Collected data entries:
[BEGIN]

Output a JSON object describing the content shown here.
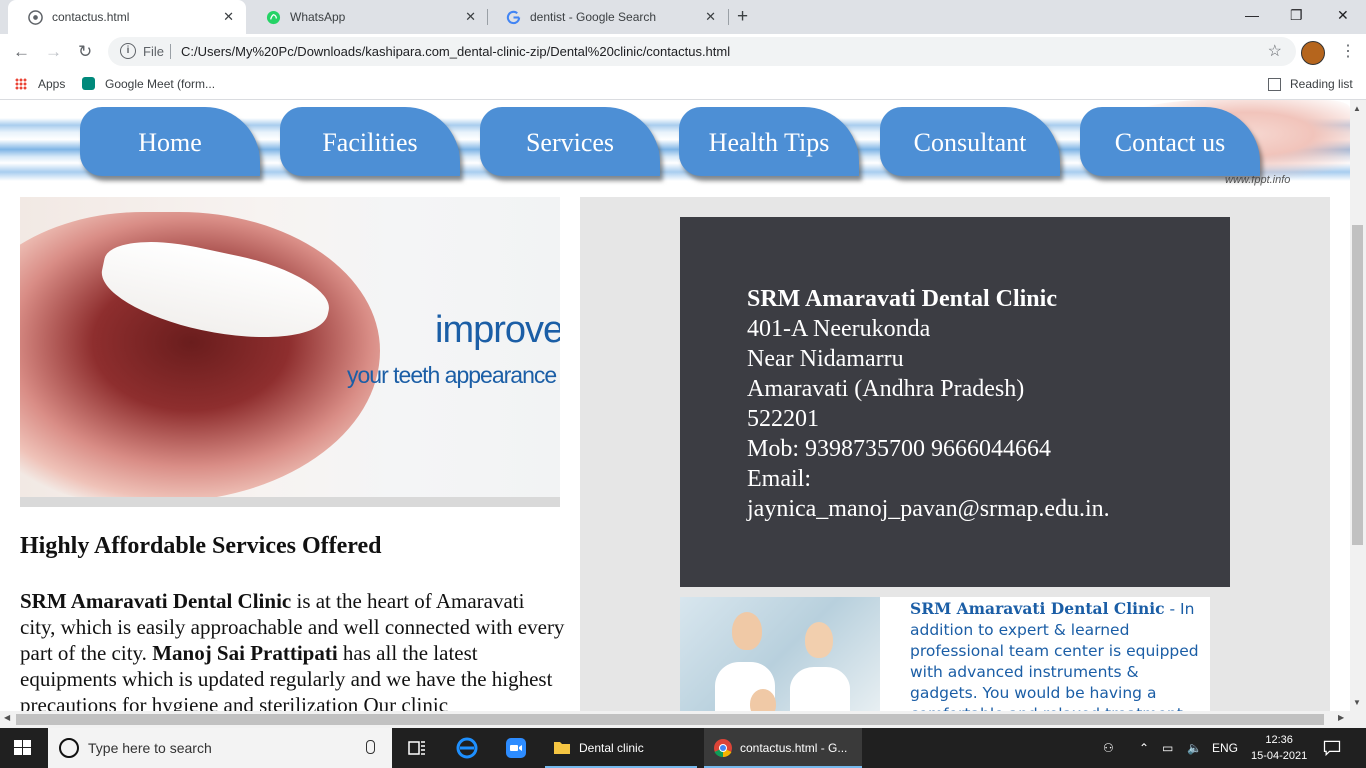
{
  "browser": {
    "tabs": [
      {
        "title": "contactus.html",
        "icon": "globe-icon",
        "active": true
      },
      {
        "title": "WhatsApp",
        "icon": "whatsapp-icon",
        "active": false
      },
      {
        "title": "dentist - Google Search",
        "icon": "google-icon",
        "active": false
      }
    ],
    "close_glyph": "✕",
    "new_tab_glyph": "+",
    "window_controls": {
      "minimize": "—",
      "maximize": "❐",
      "close": "✕"
    },
    "nav": {
      "back": "←",
      "forward": "→",
      "reload": "↻"
    },
    "address": {
      "scheme_label": "File",
      "url": "C:/Users/My%20Pc/Downloads/kashipara.com_dental-clinic-zip/Dental%20clinic/contactus.html"
    },
    "star_glyph": "☆",
    "menu_glyph": "⋮",
    "bookmarks": [
      {
        "label": "Apps",
        "icon": "apps-grid-icon"
      },
      {
        "label": "Google Meet (form...",
        "icon": "google-meet-icon"
      }
    ],
    "reading_list": "Reading list"
  },
  "page": {
    "banner_watermark": "www.fppt.info",
    "nav": [
      "Home",
      "Facilities",
      "Services",
      "Health Tips",
      "Consultant",
      "Contact us"
    ],
    "hero": {
      "word1": "improve",
      "word2": "your teeth appearance"
    },
    "heading": "Highly Affordable Services Offered",
    "paragraph": {
      "bold1": "SRM Amaravati Dental Clinic",
      "text1": " is at the heart of Amaravati city, which is easily approachable and well connected with every part of the city. ",
      "bold2": "Manoj Sai Prattipati",
      "text2": " has all the latest equipments which is updated regularly and we have the highest precautions for hygiene and sterilization Our clinic"
    },
    "contact": {
      "title": "SRM Amaravati Dental Clinic",
      "line1": "401-A   Neerukonda",
      "line2": "Near Nidamarru",
      "line3": "Amaravati   (Andhra Pradesh)",
      "line4": "522201",
      "line5": "Mob:   9398735700   9666044664",
      "line6": "Email:",
      "line7": "jaynica_manoj_pavan@srmap.edu.in."
    },
    "team": {
      "bold": "SRM Amaravati Dental Clinic",
      "text": " - In addition to expert & learned professional team center is equipped with advanced instruments & gadgets. You would be having a comfortable and relaxed treatment"
    }
  },
  "taskbar": {
    "search_placeholder": "Type here to search",
    "apps": [
      {
        "label": "Dental clinic",
        "icon": "folder-icon"
      },
      {
        "label": "contactus.html - G...",
        "icon": "chrome-icon"
      }
    ],
    "language": "ENG",
    "time": "12:36",
    "date": "15-04-2021"
  }
}
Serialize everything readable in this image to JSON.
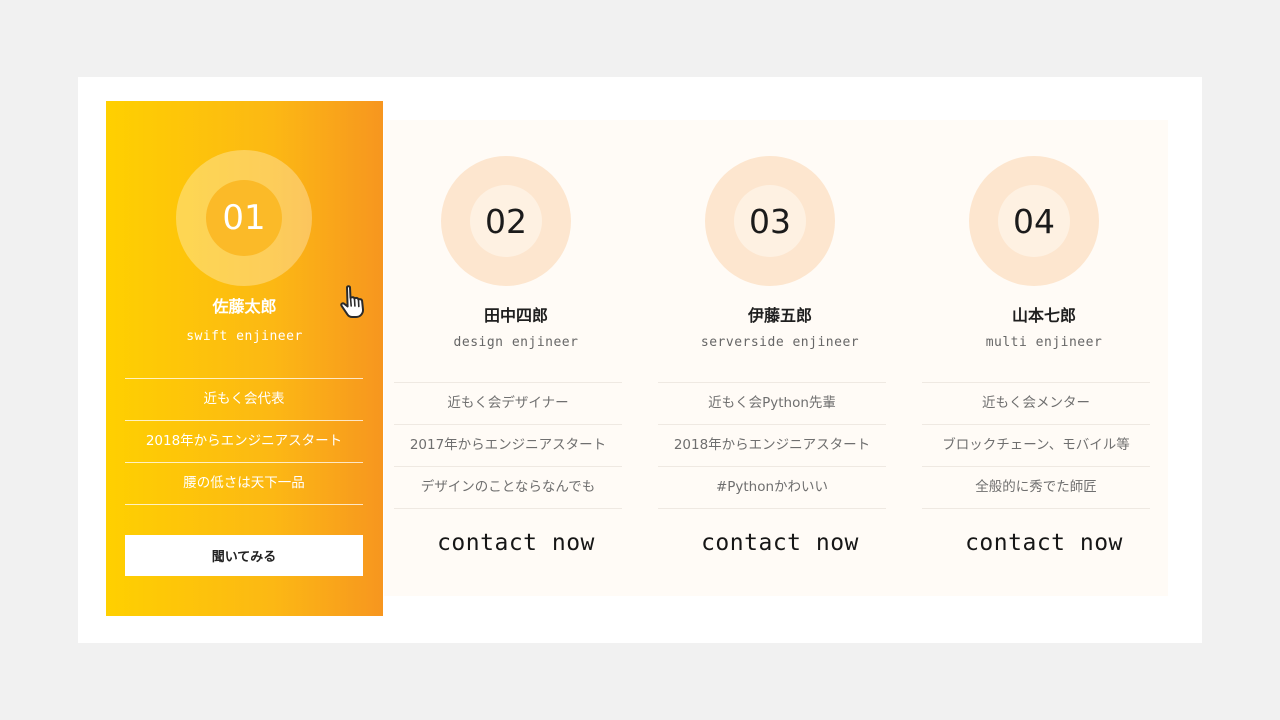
{
  "cards": [
    {
      "number": "01",
      "name": "佐藤太郎",
      "role": "swift enjineer",
      "features": [
        "近もく会代表",
        "2018年からエンジニアスタート",
        "腰の低さは天下一品"
      ],
      "cta": "聞いてみる"
    },
    {
      "number": "02",
      "name": "田中四郎",
      "role": "design enjineer",
      "features": [
        "近もく会デザイナー",
        "2017年からエンジニアスタート",
        "デザインのことならなんでも"
      ],
      "cta": "contact now"
    },
    {
      "number": "03",
      "name": "伊藤五郎",
      "role": "serverside enjineer",
      "features": [
        "近もく会Python先輩",
        "2018年からエンジニアスタート",
        "#Pythonかわいい"
      ],
      "cta": "contact now"
    },
    {
      "number": "04",
      "name": "山本七郎",
      "role": "multi enjineer",
      "features": [
        "近もく会メンター",
        "ブロックチェーン、モバイル等",
        "全般的に秀でた師匠"
      ],
      "cta": "contact now"
    }
  ],
  "colors": {
    "featured_gradient_start": "#ffd000",
    "featured_gradient_end": "#f7961f",
    "ring_light": "#fde6cf",
    "strip_background": "#fffbf6"
  },
  "icons": {
    "cursor": "hand-pointer-icon"
  }
}
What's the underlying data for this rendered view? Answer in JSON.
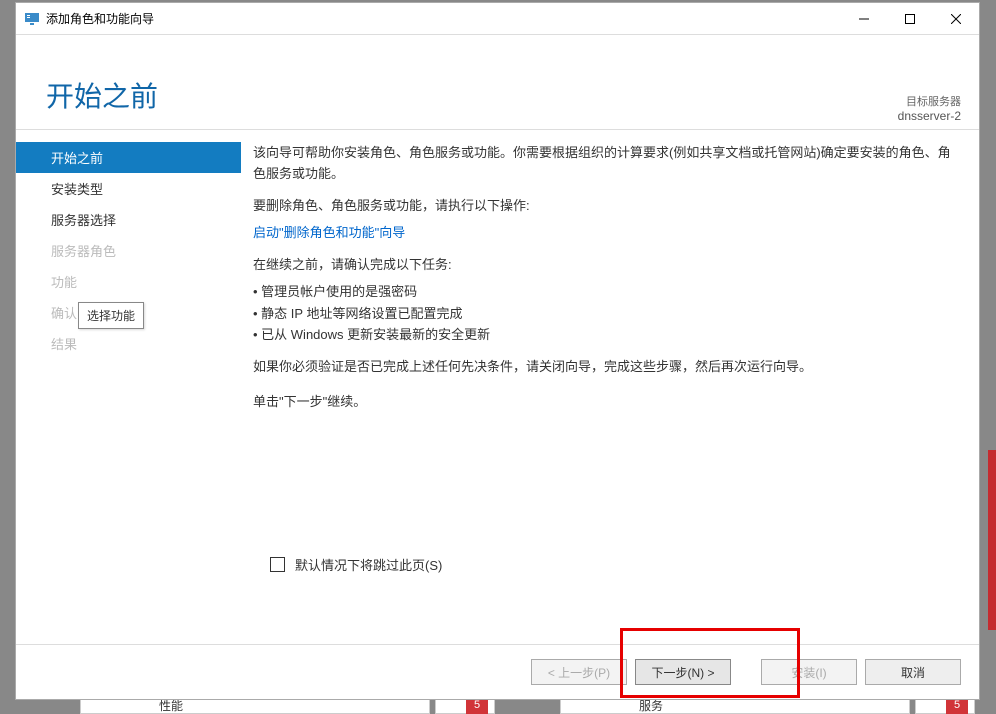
{
  "titlebar": {
    "title": "添加角色和功能向导"
  },
  "header": {
    "pageTitle": "开始之前",
    "targetLabel": "目标服务器",
    "targetServer": "dnsserver-2"
  },
  "sidebar": {
    "items": [
      {
        "label": "开始之前",
        "state": "active"
      },
      {
        "label": "安装类型",
        "state": "normal"
      },
      {
        "label": "服务器选择",
        "state": "normal"
      },
      {
        "label": "服务器角色",
        "state": "disabled"
      },
      {
        "label": "功能",
        "state": "disabled"
      },
      {
        "label": "确认",
        "state": "disabled"
      },
      {
        "label": "结果",
        "state": "disabled"
      }
    ],
    "tooltip": "选择功能"
  },
  "content": {
    "intro": "该向导可帮助你安装角色、角色服务或功能。你需要根据组织的计算要求(例如共享文档或托管网站)确定要安装的角色、角色服务或功能。",
    "removeLabel": "要删除角色、角色服务或功能，请执行以下操作:",
    "removeLink": "启动\"删除角色和功能\"向导",
    "beforeContinue": "在继续之前，请确认完成以下任务:",
    "bullets": [
      "管理员帐户使用的是强密码",
      "静态 IP 地址等网络设置已配置完成",
      "已从 Windows 更新安装最新的安全更新"
    ],
    "verifyNote": "如果你必须验证是否已完成上述任何先决条件，请关闭向导，完成这些步骤，然后再次运行向导。",
    "continueNote": "单击\"下一步\"继续。",
    "skipCheckbox": "默认情况下将跳过此页(S)"
  },
  "footer": {
    "prev": "< 上一步(P)",
    "next": "下一步(N) >",
    "install": "安装(I)",
    "cancel": "取消"
  },
  "background": {
    "left": {
      "badge": "",
      "label": "性能"
    },
    "right": {
      "badge": "5",
      "label": "服务"
    },
    "midBadge": "5"
  }
}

[END]

WHAT YOU ARE ASKED TO DO:
Copy out each line exactly, without the pictures.

OUTPUT FOR THIS TASK:
Output a JSON object describing the content shown here.
{
  "browser": {
    "tabs": [
      {
        "title": "contactus.html",
        "icon": "globe-icon",
        "active": true
      },
      {
        "title": "WhatsApp",
        "icon": "whatsapp-icon",
        "active": false
      },
      {
        "title": "dentist - Google Search",
        "icon": "google-icon",
        "active": false
      }
    ],
    "close_glyph": "✕",
    "new_tab_glyph": "+",
    "window_controls": {
      "minimize": "—",
      "maximize": "❐",
      "close": "✕"
    },
    "nav": {
      "back": "←",
      "forward": "→",
      "reload": "↻"
    },
    "address": {
      "scheme_label": "File",
      "url": "C:/Users/My%20Pc/Downloads/kashipara.com_dental-clinic-zip/Dental%20clinic/contactus.html"
    },
    "star_glyph": "☆",
    "menu_glyph": "⋮",
    "bookmarks": [
      {
        "label": "Apps",
        "icon": "apps-grid-icon"
      },
      {
        "label": "Google Meet (form...",
        "icon": "google-meet-icon"
      }
    ],
    "reading_list": "Reading list"
  },
  "page": {
    "banner_watermark": "www.fppt.info",
    "nav": [
      "Home",
      "Facilities",
      "Services",
      "Health Tips",
      "Consultant",
      "Contact us"
    ],
    "hero": {
      "word1": "improve",
      "word2": "your teeth appearance"
    },
    "heading": "Highly Affordable Services Offered",
    "paragraph": {
      "bold1": "SRM Amaravati Dental Clinic",
      "text1": " is at the heart of Amaravati city, which is easily approachable and well connected with every part of the city. ",
      "bold2": "Manoj Sai Prattipati",
      "text2": " has all the latest equipments which is updated regularly and we have the highest precautions for hygiene and sterilization Our clinic"
    },
    "contact": {
      "title": "SRM Amaravati Dental Clinic",
      "line1": "401-A   Neerukonda",
      "line2": "Near Nidamarru",
      "line3": "Amaravati   (Andhra Pradesh)",
      "line4": "522201",
      "line5": "Mob:   9398735700   9666044664",
      "line6": "Email:",
      "line7": "jaynica_manoj_pavan@srmap.edu.in."
    },
    "team": {
      "bold": "SRM Amaravati Dental Clinic",
      "text": " - In addition to expert & learned professional team center is equipped with advanced instruments & gadgets. You would be having a comfortable and relaxed treatment"
    }
  },
  "taskbar": {
    "search_placeholder": "Type here to search",
    "apps": [
      {
        "label": "Dental clinic",
        "icon": "folder-icon"
      },
      {
        "label": "contactus.html - G...",
        "icon": "chrome-icon"
      }
    ],
    "language": "ENG",
    "time": "12:36",
    "date": "15-04-2021"
  }
}
Serialize everything readable in this image to JSON.
{
  "cards": [
    {
      "number": "01",
      "name": "佐藤太郎",
      "role": "swift enjineer",
      "features": [
        "近もく会代表",
        "2018年からエンジニアスタート",
        "腰の低さは天下一品"
      ],
      "cta": "聞いてみる"
    },
    {
      "number": "02",
      "name": "田中四郎",
      "role": "design enjineer",
      "features": [
        "近もく会デザイナー",
        "2017年からエンジニアスタート",
        "デザインのことならなんでも"
      ],
      "cta": "contact now"
    },
    {
      "number": "03",
      "name": "伊藤五郎",
      "role": "serverside enjineer",
      "features": [
        "近もく会Python先輩",
        "2018年からエンジニアスタート",
        "#Pythonかわいい"
      ],
      "cta": "contact now"
    },
    {
      "number": "04",
      "name": "山本七郎",
      "role": "multi enjineer",
      "features": [
        "近もく会メンター",
        "ブロックチェーン、モバイル等",
        "全般的に秀でた師匠"
      ],
      "cta": "contact now"
    }
  ],
  "colors": {
    "featured_gradient_start": "#ffd000",
    "featured_gradient_end": "#f7961f",
    "ring_light": "#fde6cf",
    "strip_background": "#fffbf6"
  },
  "icons": {
    "cursor": "hand-pointer-icon"
  }
}
What's the underlying data for this rendered view? Answer in JSON.
{
  "titlebar": {
    "title": "添加角色和功能向导"
  },
  "header": {
    "pageTitle": "开始之前",
    "targetLabel": "目标服务器",
    "targetServer": "dnsserver-2"
  },
  "sidebar": {
    "items": [
      {
        "label": "开始之前",
        "state": "active"
      },
      {
        "label": "安装类型",
        "state": "normal"
      },
      {
        "label": "服务器选择",
        "state": "normal"
      },
      {
        "label": "服务器角色",
        "state": "disabled"
      },
      {
        "label": "功能",
        "state": "disabled"
      },
      {
        "label": "确认",
        "state": "disabled"
      },
      {
        "label": "结果",
        "state": "disabled"
      }
    ],
    "tooltip": "选择功能"
  },
  "content": {
    "intro": "该向导可帮助你安装角色、角色服务或功能。你需要根据组织的计算要求(例如共享文档或托管网站)确定要安装的角色、角色服务或功能。",
    "removeLabel": "要删除角色、角色服务或功能，请执行以下操作:",
    "removeLink": "启动\"删除角色和功能\"向导",
    "beforeContinue": "在继续之前，请确认完成以下任务:",
    "bullets": [
      "管理员帐户使用的是强密码",
      "静态 IP 地址等网络设置已配置完成",
      "已从 Windows 更新安装最新的安全更新"
    ],
    "verifyNote": "如果你必须验证是否已完成上述任何先决条件，请关闭向导，完成这些步骤，然后再次运行向导。",
    "continueNote": "单击\"下一步\"继续。",
    "skipCheckbox": "默认情况下将跳过此页(S)"
  },
  "footer": {
    "prev": "< 上一步(P)",
    "next": "下一步(N) >",
    "install": "安装(I)",
    "cancel": "取消"
  },
  "background": {
    "left": {
      "badge": "",
      "label": "性能"
    },
    "right": {
      "badge": "5",
      "label": "服务"
    },
    "midBadge": "5"
  }
}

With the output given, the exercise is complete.